▶ [Objective]: From the entries below, gather every line containing the string "role".

(Figure record listings)
──────────

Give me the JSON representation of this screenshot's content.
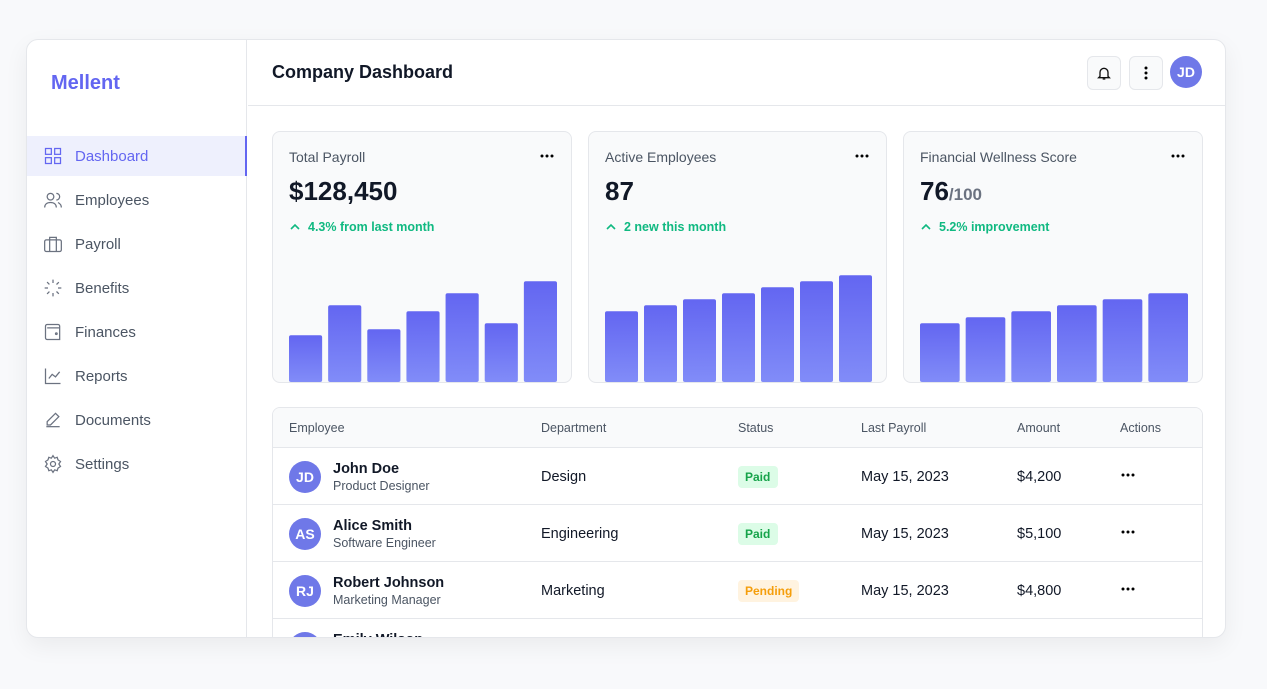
{
  "sidebar": {
    "logo": "Mellent",
    "active": 0,
    "nav": [
      "Dashboard",
      "Employees",
      "Payroll",
      "Benefits",
      "Finances",
      "Reports",
      "Documents",
      "Settings"
    ]
  },
  "header": {
    "title": "Company Dashboard",
    "avatar": "JD"
  },
  "cards": [
    {
      "title": "Total Payroll",
      "value": "$128,450",
      "change": "4.3% from last month",
      "bars": [
        39,
        64,
        44,
        59,
        74,
        49,
        84
      ]
    },
    {
      "title": "Active Employees",
      "value": "87",
      "change": "2 new this month",
      "bars": [
        59,
        64,
        69,
        74,
        79,
        84,
        89
      ]
    },
    {
      "title": "Financial Wellness Score",
      "value": "76",
      "suffix": "/100",
      "change": "5.2% improvement",
      "bars": [
        49,
        54,
        59,
        64,
        69,
        74
      ]
    }
  ],
  "table": {
    "columns": [
      "Employee",
      "Department",
      "Status",
      "Last Payroll",
      "Amount",
      "Actions"
    ],
    "rows": [
      {
        "initials": "JD",
        "name": "John Doe",
        "role": "Product Designer",
        "department": "Design",
        "status": "Paid",
        "status_color": "#16a34a",
        "status_bg": "#dcfce7",
        "date": "May 15, 2023",
        "amount": "$4,200"
      },
      {
        "initials": "AS",
        "name": "Alice Smith",
        "role": "Software Engineer",
        "department": "Engineering",
        "status": "Paid",
        "status_color": "#16a34a",
        "status_bg": "#dcfce7",
        "date": "May 15, 2023",
        "amount": "$5,100"
      },
      {
        "initials": "RJ",
        "name": "Robert Johnson",
        "role": "Marketing Manager",
        "department": "Marketing",
        "status": "Pending",
        "status_color": "#f59e0b",
        "status_bg": "#fff3e0",
        "date": "May 15, 2023",
        "amount": "$4,800"
      },
      {
        "name": "Emily Wilson",
        "status_color": "#16a34a",
        "status_bg": "#dcfce7"
      }
    ]
  }
}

──────────

▶ [Completed task]:
        "role": "Product Designer",
        "role": "Software Engineer",
        "role": "Marketing Manager",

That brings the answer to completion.